>> Start

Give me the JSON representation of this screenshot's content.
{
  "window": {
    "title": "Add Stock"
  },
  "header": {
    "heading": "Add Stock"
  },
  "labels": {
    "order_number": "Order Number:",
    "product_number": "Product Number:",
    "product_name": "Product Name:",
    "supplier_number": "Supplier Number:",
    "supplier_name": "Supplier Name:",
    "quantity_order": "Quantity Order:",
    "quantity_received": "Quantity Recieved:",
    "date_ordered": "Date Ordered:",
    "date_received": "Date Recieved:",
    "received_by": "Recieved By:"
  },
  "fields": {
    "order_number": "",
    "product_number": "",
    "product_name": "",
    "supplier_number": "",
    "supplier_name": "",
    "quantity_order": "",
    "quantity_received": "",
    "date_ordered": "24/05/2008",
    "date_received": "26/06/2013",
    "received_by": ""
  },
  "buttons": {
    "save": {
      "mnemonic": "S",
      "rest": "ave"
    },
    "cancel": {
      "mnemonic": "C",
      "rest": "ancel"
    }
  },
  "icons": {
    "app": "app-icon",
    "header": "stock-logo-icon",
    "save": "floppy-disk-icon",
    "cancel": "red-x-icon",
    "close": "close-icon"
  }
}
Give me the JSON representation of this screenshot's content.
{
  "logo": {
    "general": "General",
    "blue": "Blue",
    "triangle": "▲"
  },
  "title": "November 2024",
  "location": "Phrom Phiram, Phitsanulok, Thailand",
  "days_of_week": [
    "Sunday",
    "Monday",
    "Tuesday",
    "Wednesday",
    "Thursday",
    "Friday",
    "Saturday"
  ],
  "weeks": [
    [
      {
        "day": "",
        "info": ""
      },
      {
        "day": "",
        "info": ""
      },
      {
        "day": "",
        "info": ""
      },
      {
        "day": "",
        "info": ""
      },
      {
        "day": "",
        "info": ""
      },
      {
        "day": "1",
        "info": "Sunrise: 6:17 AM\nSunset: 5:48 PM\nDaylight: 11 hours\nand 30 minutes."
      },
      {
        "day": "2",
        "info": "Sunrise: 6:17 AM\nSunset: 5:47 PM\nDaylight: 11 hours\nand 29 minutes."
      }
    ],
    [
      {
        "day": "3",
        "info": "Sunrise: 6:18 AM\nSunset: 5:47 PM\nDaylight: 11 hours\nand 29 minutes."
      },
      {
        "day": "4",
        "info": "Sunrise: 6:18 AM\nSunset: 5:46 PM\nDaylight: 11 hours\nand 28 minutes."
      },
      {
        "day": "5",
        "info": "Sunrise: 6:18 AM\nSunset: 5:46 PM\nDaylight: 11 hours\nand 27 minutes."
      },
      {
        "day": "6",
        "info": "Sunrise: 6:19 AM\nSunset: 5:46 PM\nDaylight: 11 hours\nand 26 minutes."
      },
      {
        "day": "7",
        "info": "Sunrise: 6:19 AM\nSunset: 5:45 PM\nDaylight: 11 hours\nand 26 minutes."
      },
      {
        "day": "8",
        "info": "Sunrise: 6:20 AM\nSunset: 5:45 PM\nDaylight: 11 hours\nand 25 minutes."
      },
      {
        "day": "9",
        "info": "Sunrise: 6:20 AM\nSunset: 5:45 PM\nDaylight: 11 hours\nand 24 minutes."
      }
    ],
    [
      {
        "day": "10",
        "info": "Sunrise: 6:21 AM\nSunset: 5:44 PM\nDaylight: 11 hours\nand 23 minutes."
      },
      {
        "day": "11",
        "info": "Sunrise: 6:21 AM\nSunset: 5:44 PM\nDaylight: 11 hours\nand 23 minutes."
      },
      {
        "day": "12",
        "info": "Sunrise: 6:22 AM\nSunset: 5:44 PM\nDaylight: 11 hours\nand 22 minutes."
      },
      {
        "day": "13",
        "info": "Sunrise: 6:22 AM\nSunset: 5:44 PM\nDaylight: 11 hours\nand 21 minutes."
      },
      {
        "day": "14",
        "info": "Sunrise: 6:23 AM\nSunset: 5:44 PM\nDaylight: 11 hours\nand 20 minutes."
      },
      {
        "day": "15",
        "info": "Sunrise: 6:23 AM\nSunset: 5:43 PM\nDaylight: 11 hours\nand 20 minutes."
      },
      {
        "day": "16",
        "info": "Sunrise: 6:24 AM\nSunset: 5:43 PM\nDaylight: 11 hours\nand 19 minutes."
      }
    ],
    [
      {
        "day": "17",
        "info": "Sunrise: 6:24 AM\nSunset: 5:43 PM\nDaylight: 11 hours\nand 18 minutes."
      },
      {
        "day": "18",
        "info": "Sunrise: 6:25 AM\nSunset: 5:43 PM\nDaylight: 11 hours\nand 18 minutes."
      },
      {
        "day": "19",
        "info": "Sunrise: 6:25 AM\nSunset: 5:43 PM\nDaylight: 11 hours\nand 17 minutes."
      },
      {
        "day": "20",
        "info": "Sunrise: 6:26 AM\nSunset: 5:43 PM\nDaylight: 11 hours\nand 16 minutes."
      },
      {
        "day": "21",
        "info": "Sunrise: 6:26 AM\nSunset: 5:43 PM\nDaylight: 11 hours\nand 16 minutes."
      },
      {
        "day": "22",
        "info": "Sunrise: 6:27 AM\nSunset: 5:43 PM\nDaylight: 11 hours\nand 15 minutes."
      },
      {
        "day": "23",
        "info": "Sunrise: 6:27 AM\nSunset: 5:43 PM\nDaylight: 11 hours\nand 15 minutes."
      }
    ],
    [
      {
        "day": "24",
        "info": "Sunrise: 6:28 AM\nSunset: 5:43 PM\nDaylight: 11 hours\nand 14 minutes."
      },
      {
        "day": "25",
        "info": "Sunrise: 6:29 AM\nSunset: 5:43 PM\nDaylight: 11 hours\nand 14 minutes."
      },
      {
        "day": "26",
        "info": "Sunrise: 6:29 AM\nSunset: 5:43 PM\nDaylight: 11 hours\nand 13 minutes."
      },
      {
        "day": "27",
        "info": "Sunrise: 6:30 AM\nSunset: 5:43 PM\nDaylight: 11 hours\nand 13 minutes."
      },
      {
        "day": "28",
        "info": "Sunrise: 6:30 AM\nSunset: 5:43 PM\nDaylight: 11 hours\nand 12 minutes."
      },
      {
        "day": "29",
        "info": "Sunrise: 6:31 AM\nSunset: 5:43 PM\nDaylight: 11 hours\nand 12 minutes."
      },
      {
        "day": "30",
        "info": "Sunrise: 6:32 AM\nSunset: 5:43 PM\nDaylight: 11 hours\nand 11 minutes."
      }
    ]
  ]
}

>> End

* **What the task requires**
Print every record exactly as it was given.

* **Exercise output**
Give me the JSON representation of this screenshot's content.
{
  "window": {
    "title": "Add Stock"
  },
  "header": {
    "heading": "Add Stock"
  },
  "labels": {
    "order_number": "Order Number:",
    "product_number": "Product Number:",
    "product_name": "Product Name:",
    "supplier_number": "Supplier Number:",
    "supplier_name": "Supplier Name:",
    "quantity_order": "Quantity Order:",
    "quantity_received": "Quantity Recieved:",
    "date_ordered": "Date Ordered:",
    "date_received": "Date Recieved:",
    "received_by": "Recieved By:"
  },
  "fields": {
    "order_number": "",
    "product_number": "",
    "product_name": "",
    "supplier_number": "",
    "supplier_name": "",
    "quantity_order": "",
    "quantity_received": "",
    "date_ordered": "24/05/2008",
    "date_received": "26/06/2013",
    "received_by": ""
  },
  "buttons": {
    "save": {
      "mnemonic": "S",
      "rest": "ave"
    },
    "cancel": {
      "mnemonic": "C",
      "rest": "ancel"
    }
  },
  "icons": {
    "app": "app-icon",
    "header": "stock-logo-icon",
    "save": "floppy-disk-icon",
    "cancel": "red-x-icon",
    "close": "close-icon"
  }
}
Give me the JSON representation of this screenshot's content.
{
  "logo": {
    "general": "General",
    "blue": "Blue",
    "triangle": "▲"
  },
  "title": "November 2024",
  "location": "Phrom Phiram, Phitsanulok, Thailand",
  "days_of_week": [
    "Sunday",
    "Monday",
    "Tuesday",
    "Wednesday",
    "Thursday",
    "Friday",
    "Saturday"
  ],
  "weeks": [
    [
      {
        "day": "",
        "info": ""
      },
      {
        "day": "",
        "info": ""
      },
      {
        "day": "",
        "info": ""
      },
      {
        "day": "",
        "info": ""
      },
      {
        "day": "",
        "info": ""
      },
      {
        "day": "1",
        "info": "Sunrise: 6:17 AM\nSunset: 5:48 PM\nDaylight: 11 hours\nand 30 minutes."
      },
      {
        "day": "2",
        "info": "Sunrise: 6:17 AM\nSunset: 5:47 PM\nDaylight: 11 hours\nand 29 minutes."
      }
    ],
    [
      {
        "day": "3",
        "info": "Sunrise: 6:18 AM\nSunset: 5:47 PM\nDaylight: 11 hours\nand 29 minutes."
      },
      {
        "day": "4",
        "info": "Sunrise: 6:18 AM\nSunset: 5:46 PM\nDaylight: 11 hours\nand 28 minutes."
      },
      {
        "day": "5",
        "info": "Sunrise: 6:18 AM\nSunset: 5:46 PM\nDaylight: 11 hours\nand 27 minutes."
      },
      {
        "day": "6",
        "info": "Sunrise: 6:19 AM\nSunset: 5:46 PM\nDaylight: 11 hours\nand 26 minutes."
      },
      {
        "day": "7",
        "info": "Sunrise: 6:19 AM\nSunset: 5:45 PM\nDaylight: 11 hours\nand 26 minutes."
      },
      {
        "day": "8",
        "info": "Sunrise: 6:20 AM\nSunset: 5:45 PM\nDaylight: 11 hours\nand 25 minutes."
      },
      {
        "day": "9",
        "info": "Sunrise: 6:20 AM\nSunset: 5:45 PM\nDaylight: 11 hours\nand 24 minutes."
      }
    ],
    [
      {
        "day": "10",
        "info": "Sunrise: 6:21 AM\nSunset: 5:44 PM\nDaylight: 11 hours\nand 23 minutes."
      },
      {
        "day": "11",
        "info": "Sunrise: 6:21 AM\nSunset: 5:44 PM\nDaylight: 11 hours\nand 23 minutes."
      },
      {
        "day": "12",
        "info": "Sunrise: 6:22 AM\nSunset: 5:44 PM\nDaylight: 11 hours\nand 22 minutes."
      },
      {
        "day": "13",
        "info": "Sunrise: 6:22 AM\nSunset: 5:44 PM\nDaylight: 11 hours\nand 21 minutes."
      },
      {
        "day": "14",
        "info": "Sunrise: 6:23 AM\nSunset: 5:44 PM\nDaylight: 11 hours\nand 20 minutes."
      },
      {
        "day": "15",
        "info": "Sunrise: 6:23 AM\nSunset: 5:43 PM\nDaylight: 11 hours\nand 20 minutes."
      },
      {
        "day": "16",
        "info": "Sunrise: 6:24 AM\nSunset: 5:43 PM\nDaylight: 11 hours\nand 19 minutes."
      }
    ],
    [
      {
        "day": "17",
        "info": "Sunrise: 6:24 AM\nSunset: 5:43 PM\nDaylight: 11 hours\nand 18 minutes."
      },
      {
        "day": "18",
        "info": "Sunrise: 6:25 AM\nSunset: 5:43 PM\nDaylight: 11 hours\nand 18 minutes."
      },
      {
        "day": "19",
        "info": "Sunrise: 6:25 AM\nSunset: 5:43 PM\nDaylight: 11 hours\nand 17 minutes."
      },
      {
        "day": "20",
        "info": "Sunrise: 6:26 AM\nSunset: 5:43 PM\nDaylight: 11 hours\nand 16 minutes."
      },
      {
        "day": "21",
        "info": "Sunrise: 6:26 AM\nSunset: 5:43 PM\nDaylight: 11 hours\nand 16 minutes."
      },
      {
        "day": "22",
        "info": "Sunrise: 6:27 AM\nSunset: 5:43 PM\nDaylight: 11 hours\nand 15 minutes."
      },
      {
        "day": "23",
        "info": "Sunrise: 6:27 AM\nSunset: 5:43 PM\nDaylight: 11 hours\nand 15 minutes."
      }
    ],
    [
      {
        "day": "24",
        "info": "Sunrise: 6:28 AM\nSunset: 5:43 PM\nDaylight: 11 hours\nand 14 minutes."
      },
      {
        "day": "25",
        "info": "Sunrise: 6:29 AM\nSunset: 5:43 PM\nDaylight: 11 hours\nand 14 minutes."
      },
      {
        "day": "26",
        "info": "Sunrise: 6:29 AM\nSunset: 5:43 PM\nDaylight: 11 hours\nand 13 minutes."
      },
      {
        "day": "27",
        "info": "Sunrise: 6:30 AM\nSunset: 5:43 PM\nDaylight: 11 hours\nand 13 minutes."
      },
      {
        "day": "28",
        "info": "Sunrise: 6:30 AM\nSunset: 5:43 PM\nDaylight: 11 hours\nand 12 minutes."
      },
      {
        "day": "29",
        "info": "Sunrise: 6:31 AM\nSunset: 5:43 PM\nDaylight: 11 hours\nand 12 minutes."
      },
      {
        "day": "30",
        "info": "Sunrise: 6:32 AM\nSunset: 5:43 PM\nDaylight: 11 hours\nand 11 minutes."
      }
    ]
  ]
}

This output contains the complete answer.